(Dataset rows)
========================================

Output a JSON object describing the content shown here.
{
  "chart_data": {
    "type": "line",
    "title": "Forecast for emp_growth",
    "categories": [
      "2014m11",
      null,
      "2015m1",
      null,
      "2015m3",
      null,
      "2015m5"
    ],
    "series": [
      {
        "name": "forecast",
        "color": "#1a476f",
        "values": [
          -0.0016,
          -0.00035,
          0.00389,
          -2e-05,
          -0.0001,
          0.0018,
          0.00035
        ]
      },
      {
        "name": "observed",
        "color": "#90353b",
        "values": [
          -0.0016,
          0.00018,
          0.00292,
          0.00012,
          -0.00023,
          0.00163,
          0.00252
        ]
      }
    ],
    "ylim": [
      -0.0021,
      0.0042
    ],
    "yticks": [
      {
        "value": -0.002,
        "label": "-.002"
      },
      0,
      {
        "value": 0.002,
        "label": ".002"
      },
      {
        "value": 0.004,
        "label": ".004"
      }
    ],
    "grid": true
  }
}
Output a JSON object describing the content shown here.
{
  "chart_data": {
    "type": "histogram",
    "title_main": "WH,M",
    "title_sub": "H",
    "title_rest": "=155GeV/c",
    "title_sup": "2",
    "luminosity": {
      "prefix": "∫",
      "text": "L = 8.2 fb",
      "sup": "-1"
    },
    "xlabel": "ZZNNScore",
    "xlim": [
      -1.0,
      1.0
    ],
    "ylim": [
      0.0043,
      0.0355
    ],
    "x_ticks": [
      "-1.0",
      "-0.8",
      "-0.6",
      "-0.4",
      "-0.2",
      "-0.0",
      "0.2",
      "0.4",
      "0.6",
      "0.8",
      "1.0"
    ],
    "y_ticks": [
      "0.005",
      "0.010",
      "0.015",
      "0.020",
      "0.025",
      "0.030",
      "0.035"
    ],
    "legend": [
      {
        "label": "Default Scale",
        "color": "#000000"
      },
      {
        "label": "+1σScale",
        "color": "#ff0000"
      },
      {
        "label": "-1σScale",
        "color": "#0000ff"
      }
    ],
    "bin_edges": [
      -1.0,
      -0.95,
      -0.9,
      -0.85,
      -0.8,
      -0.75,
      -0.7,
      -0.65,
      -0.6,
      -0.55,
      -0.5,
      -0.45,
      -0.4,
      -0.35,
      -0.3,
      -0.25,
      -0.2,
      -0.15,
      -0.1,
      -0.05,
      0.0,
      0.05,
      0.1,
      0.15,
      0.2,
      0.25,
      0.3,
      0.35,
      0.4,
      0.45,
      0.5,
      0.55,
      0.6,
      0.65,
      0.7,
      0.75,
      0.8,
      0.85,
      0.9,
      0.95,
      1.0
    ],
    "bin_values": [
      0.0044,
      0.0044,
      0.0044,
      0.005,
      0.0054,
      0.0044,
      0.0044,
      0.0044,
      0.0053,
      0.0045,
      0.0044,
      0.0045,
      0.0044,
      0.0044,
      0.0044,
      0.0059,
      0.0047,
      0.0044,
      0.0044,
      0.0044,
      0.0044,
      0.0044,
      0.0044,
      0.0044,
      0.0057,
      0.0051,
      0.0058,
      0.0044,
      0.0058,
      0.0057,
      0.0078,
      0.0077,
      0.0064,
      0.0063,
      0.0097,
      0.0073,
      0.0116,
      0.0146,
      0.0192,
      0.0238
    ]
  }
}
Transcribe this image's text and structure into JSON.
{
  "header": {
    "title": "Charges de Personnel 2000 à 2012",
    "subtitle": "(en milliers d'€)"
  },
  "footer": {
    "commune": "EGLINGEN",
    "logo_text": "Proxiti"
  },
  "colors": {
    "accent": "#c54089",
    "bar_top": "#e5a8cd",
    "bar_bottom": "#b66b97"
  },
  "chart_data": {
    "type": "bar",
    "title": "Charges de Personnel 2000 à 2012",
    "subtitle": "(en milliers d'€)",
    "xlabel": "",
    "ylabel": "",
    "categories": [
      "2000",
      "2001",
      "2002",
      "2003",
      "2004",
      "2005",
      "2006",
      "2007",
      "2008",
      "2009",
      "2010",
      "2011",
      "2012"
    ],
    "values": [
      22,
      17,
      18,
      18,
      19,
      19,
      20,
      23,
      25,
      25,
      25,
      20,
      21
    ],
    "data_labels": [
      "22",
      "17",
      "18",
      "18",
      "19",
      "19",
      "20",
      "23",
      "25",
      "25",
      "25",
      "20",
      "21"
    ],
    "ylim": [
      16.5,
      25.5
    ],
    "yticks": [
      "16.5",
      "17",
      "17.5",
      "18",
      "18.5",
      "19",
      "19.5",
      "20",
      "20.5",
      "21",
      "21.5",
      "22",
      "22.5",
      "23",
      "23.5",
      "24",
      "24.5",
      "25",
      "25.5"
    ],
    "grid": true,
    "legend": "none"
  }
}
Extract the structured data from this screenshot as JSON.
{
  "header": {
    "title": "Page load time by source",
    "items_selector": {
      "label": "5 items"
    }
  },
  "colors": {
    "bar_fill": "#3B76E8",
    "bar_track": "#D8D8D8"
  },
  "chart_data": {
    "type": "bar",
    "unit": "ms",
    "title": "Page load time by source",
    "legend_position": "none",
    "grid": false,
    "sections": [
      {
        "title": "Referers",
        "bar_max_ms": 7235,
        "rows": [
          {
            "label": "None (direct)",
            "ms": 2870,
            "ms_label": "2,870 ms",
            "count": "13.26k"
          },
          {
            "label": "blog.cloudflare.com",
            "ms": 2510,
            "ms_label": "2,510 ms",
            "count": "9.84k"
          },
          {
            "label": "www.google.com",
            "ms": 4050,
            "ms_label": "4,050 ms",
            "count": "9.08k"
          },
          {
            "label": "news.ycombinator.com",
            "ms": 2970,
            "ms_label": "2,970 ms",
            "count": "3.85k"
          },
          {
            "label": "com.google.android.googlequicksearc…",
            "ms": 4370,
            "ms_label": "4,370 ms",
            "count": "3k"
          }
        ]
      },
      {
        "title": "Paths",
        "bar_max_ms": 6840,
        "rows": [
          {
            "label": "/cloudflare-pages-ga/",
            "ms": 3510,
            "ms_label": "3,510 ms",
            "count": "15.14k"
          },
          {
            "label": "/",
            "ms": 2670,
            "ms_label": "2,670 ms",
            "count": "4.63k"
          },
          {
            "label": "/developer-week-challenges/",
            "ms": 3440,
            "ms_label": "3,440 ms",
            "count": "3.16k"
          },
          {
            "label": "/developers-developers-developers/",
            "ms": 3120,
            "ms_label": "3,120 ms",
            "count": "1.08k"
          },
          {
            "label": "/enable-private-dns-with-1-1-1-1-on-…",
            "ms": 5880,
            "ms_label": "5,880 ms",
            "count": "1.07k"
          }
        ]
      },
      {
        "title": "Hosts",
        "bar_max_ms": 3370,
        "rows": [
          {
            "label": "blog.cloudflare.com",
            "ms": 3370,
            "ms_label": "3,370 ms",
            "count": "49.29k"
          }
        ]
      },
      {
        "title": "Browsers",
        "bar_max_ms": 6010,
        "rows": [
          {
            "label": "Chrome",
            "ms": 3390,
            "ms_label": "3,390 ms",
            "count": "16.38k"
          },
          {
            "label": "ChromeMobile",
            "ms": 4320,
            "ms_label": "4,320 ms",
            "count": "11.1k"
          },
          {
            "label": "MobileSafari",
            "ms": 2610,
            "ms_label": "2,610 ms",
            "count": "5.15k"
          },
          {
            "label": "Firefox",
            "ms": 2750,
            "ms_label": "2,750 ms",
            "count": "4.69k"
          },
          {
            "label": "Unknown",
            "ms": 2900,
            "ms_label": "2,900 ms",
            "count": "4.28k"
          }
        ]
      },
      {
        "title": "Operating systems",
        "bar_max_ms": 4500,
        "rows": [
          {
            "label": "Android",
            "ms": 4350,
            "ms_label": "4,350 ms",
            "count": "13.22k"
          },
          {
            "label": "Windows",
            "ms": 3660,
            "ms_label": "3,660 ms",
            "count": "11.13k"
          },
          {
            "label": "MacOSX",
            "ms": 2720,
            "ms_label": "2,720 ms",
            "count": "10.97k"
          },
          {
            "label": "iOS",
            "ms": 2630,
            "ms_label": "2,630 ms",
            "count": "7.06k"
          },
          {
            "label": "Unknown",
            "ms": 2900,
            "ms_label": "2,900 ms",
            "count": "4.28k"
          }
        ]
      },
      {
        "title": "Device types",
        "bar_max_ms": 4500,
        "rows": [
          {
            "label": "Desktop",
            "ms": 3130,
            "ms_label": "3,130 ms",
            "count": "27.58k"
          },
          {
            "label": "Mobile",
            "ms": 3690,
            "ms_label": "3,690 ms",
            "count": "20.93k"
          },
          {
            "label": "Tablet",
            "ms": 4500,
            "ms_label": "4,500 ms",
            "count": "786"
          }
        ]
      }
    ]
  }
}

========================================

▶ [TO BE DONE] Report how many lines of the data hold the string "JSON"; give only the number.

▶ [TASK OUTPUT] 4